- What is required -
Pull out every line with the word "Cálculos".

* BEGIN *

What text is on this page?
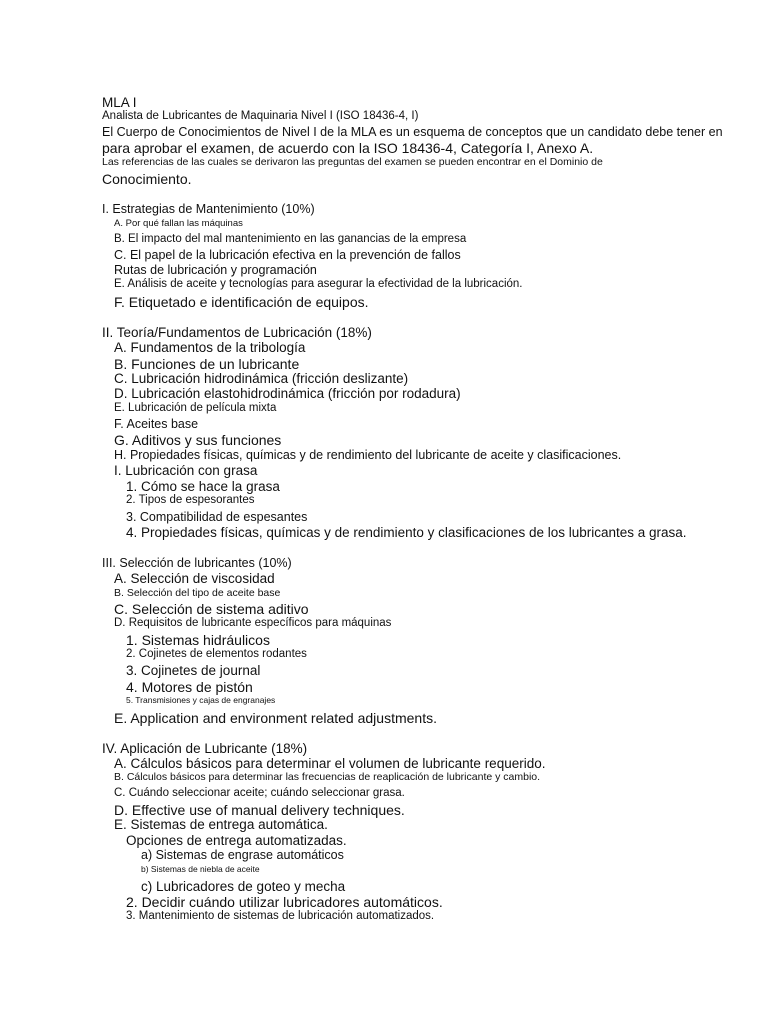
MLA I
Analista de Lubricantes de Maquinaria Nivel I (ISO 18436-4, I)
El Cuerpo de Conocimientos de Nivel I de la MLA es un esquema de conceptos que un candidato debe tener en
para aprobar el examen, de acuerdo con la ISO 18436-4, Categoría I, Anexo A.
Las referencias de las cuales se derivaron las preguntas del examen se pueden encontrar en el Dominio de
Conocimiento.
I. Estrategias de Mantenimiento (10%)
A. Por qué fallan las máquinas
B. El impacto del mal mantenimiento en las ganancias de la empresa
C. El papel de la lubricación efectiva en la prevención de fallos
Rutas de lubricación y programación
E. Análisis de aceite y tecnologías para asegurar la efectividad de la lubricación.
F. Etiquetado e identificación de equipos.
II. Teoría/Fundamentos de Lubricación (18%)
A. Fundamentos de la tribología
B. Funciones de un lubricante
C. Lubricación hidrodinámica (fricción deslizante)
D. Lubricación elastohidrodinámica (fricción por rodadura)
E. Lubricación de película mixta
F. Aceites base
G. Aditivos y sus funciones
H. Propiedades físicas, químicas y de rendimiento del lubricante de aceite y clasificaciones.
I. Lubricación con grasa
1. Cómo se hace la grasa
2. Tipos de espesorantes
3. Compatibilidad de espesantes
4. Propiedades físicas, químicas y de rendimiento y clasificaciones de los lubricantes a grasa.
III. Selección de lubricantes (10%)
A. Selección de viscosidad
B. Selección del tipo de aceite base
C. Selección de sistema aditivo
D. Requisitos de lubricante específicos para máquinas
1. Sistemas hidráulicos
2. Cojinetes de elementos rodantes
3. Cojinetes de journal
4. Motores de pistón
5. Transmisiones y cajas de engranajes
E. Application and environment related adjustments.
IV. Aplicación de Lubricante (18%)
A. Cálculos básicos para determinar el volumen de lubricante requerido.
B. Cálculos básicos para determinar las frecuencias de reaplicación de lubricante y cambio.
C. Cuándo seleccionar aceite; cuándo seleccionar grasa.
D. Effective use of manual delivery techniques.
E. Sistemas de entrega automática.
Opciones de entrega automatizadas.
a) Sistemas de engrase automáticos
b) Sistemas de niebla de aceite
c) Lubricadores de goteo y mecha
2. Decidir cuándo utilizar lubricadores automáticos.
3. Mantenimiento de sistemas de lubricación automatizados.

* END *
* BEGIN *

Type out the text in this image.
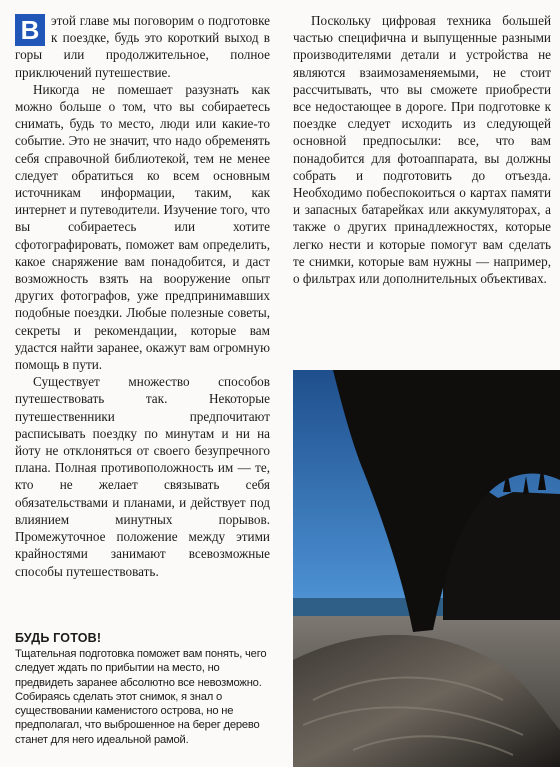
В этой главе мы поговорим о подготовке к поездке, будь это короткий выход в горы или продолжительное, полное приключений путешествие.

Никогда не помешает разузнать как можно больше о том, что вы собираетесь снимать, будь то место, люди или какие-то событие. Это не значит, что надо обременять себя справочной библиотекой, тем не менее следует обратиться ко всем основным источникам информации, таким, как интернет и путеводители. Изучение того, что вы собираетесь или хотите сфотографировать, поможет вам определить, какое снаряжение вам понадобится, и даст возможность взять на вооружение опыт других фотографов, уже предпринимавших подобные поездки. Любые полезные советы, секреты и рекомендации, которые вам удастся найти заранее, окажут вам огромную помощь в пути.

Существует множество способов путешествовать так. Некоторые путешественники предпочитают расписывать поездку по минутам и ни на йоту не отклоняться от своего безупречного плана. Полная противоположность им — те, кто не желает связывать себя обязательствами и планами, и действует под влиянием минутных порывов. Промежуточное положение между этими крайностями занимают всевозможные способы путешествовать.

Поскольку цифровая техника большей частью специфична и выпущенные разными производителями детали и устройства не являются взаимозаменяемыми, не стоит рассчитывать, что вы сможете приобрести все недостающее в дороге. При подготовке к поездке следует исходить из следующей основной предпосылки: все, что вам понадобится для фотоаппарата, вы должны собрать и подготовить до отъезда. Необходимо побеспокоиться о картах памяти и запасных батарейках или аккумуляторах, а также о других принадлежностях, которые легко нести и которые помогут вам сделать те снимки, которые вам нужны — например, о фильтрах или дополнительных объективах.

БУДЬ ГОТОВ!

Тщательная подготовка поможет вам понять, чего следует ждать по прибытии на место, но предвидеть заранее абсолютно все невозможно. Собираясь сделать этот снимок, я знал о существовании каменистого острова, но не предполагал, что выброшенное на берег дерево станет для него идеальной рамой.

* END *
* BEGIN *

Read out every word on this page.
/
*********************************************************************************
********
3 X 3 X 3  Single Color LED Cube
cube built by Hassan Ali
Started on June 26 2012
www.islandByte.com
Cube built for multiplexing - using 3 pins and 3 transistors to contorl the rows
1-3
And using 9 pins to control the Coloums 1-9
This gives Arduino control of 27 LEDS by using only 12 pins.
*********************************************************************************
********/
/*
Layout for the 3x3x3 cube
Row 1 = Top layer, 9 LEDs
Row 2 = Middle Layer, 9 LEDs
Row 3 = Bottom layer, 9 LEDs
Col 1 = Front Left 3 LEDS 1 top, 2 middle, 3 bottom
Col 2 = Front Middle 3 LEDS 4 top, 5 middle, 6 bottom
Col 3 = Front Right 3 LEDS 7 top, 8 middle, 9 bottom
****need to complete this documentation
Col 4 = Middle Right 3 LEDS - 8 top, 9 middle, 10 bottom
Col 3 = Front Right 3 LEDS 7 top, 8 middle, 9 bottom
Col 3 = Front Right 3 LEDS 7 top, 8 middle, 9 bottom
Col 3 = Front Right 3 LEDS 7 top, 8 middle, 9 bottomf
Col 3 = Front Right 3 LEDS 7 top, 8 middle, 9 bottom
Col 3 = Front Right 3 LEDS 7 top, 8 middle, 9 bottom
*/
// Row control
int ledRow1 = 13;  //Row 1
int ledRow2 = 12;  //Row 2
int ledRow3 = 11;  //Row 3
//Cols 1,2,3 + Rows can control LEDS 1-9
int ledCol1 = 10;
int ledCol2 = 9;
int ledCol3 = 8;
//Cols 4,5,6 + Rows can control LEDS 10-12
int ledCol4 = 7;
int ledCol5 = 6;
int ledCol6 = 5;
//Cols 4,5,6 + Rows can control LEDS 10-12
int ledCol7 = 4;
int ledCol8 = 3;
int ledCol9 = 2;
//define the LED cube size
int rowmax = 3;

* END *

- Worked solution -
A. Cálculos básicos para determinar el volumen de lubricante requerido.
B. Cálculos básicos para determinar las frecuencias de reaplicación de lubricante y cambio.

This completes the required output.